• [THE EXERCISE]
Return all lines from the listing below in which the string "Granite" occurs.
::::::::::
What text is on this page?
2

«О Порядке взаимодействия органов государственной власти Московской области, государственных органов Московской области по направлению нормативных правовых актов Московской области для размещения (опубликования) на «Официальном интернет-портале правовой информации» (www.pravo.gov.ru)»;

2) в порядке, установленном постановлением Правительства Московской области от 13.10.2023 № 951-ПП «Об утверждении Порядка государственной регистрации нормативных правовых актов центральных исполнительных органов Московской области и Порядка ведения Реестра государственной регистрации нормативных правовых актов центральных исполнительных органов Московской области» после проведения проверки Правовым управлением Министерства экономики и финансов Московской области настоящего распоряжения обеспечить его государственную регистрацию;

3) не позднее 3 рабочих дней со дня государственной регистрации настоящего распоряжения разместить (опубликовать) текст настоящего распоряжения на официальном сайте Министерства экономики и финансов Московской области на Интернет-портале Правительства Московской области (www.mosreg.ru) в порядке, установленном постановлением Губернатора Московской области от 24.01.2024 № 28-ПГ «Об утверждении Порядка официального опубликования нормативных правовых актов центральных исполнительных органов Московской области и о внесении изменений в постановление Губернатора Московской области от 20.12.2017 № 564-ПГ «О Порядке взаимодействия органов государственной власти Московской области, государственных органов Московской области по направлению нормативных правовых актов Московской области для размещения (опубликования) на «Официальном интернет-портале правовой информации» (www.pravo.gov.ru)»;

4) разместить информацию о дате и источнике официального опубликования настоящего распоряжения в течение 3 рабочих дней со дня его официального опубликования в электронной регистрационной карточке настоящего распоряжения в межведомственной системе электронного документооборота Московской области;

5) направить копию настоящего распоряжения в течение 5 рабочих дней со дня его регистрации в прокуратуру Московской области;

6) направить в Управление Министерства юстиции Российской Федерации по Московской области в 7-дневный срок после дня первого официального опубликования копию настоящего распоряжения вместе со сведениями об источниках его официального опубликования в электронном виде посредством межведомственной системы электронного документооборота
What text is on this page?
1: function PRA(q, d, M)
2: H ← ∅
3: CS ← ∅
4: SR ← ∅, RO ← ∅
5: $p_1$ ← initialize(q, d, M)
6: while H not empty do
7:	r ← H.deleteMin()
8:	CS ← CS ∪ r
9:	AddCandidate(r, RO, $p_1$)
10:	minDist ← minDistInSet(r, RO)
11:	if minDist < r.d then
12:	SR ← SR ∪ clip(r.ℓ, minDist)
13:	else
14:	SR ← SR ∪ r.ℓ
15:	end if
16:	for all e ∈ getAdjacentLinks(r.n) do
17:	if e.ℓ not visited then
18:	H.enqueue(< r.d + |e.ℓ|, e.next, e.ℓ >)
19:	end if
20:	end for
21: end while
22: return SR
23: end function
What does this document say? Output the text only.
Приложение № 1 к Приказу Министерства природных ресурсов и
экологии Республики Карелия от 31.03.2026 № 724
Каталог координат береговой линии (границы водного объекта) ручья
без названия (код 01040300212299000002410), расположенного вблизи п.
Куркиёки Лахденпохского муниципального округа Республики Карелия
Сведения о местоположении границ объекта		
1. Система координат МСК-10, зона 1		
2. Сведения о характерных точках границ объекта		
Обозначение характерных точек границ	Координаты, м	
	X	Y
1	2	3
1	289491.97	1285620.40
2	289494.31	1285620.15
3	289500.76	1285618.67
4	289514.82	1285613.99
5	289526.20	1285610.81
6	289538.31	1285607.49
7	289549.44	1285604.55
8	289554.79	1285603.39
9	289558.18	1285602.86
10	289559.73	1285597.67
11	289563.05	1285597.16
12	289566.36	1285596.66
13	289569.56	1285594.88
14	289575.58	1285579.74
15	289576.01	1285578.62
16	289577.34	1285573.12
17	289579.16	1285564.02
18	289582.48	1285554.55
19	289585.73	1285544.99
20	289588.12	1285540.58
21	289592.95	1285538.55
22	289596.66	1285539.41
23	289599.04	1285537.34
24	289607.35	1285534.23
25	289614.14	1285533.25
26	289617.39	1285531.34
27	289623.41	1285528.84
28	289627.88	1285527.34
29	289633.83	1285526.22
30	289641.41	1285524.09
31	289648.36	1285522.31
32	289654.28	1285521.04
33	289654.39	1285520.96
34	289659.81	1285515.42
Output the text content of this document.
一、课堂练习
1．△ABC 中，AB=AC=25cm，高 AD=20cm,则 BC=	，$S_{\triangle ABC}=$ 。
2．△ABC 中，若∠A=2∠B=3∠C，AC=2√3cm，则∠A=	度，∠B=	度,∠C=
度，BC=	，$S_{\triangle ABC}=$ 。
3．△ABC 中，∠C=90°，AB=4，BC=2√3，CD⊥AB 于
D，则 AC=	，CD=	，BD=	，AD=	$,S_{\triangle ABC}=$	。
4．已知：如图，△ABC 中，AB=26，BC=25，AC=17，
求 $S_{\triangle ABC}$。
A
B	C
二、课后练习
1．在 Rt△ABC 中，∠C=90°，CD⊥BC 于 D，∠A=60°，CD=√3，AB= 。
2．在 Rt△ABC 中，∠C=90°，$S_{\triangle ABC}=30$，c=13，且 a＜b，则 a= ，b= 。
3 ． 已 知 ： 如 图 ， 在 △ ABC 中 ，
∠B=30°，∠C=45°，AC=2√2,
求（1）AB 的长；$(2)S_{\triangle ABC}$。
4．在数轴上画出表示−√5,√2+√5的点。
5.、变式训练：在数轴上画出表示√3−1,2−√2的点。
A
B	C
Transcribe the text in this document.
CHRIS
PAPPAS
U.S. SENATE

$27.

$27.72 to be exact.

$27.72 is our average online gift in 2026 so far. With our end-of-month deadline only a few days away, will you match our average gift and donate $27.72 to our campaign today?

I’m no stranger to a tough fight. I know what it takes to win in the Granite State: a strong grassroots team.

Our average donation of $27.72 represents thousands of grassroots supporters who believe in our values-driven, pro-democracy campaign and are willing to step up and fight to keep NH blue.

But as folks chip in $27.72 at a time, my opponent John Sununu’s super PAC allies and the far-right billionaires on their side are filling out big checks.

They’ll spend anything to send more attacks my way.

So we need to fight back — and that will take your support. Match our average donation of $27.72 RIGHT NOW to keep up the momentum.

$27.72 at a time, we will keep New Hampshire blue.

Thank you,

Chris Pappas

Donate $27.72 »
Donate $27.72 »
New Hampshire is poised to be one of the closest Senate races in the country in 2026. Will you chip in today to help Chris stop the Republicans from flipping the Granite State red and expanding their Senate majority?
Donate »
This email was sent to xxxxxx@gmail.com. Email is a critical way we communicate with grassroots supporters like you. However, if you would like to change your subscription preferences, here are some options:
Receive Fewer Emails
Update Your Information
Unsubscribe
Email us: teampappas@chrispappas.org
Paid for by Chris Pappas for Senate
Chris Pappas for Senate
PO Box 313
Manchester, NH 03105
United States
::::::::::
• [ANSWER TO THIS TASK]
I’m no stranger to a tough fight. I know what it takes to win in the Granite State: a strong grassroots team.
New Hampshire is poised to be one of the closest Senate races in the country in 2026. Will you chip in today to help Chris stop the Republicans from flipping the Granite State red and expanding their Senate majority?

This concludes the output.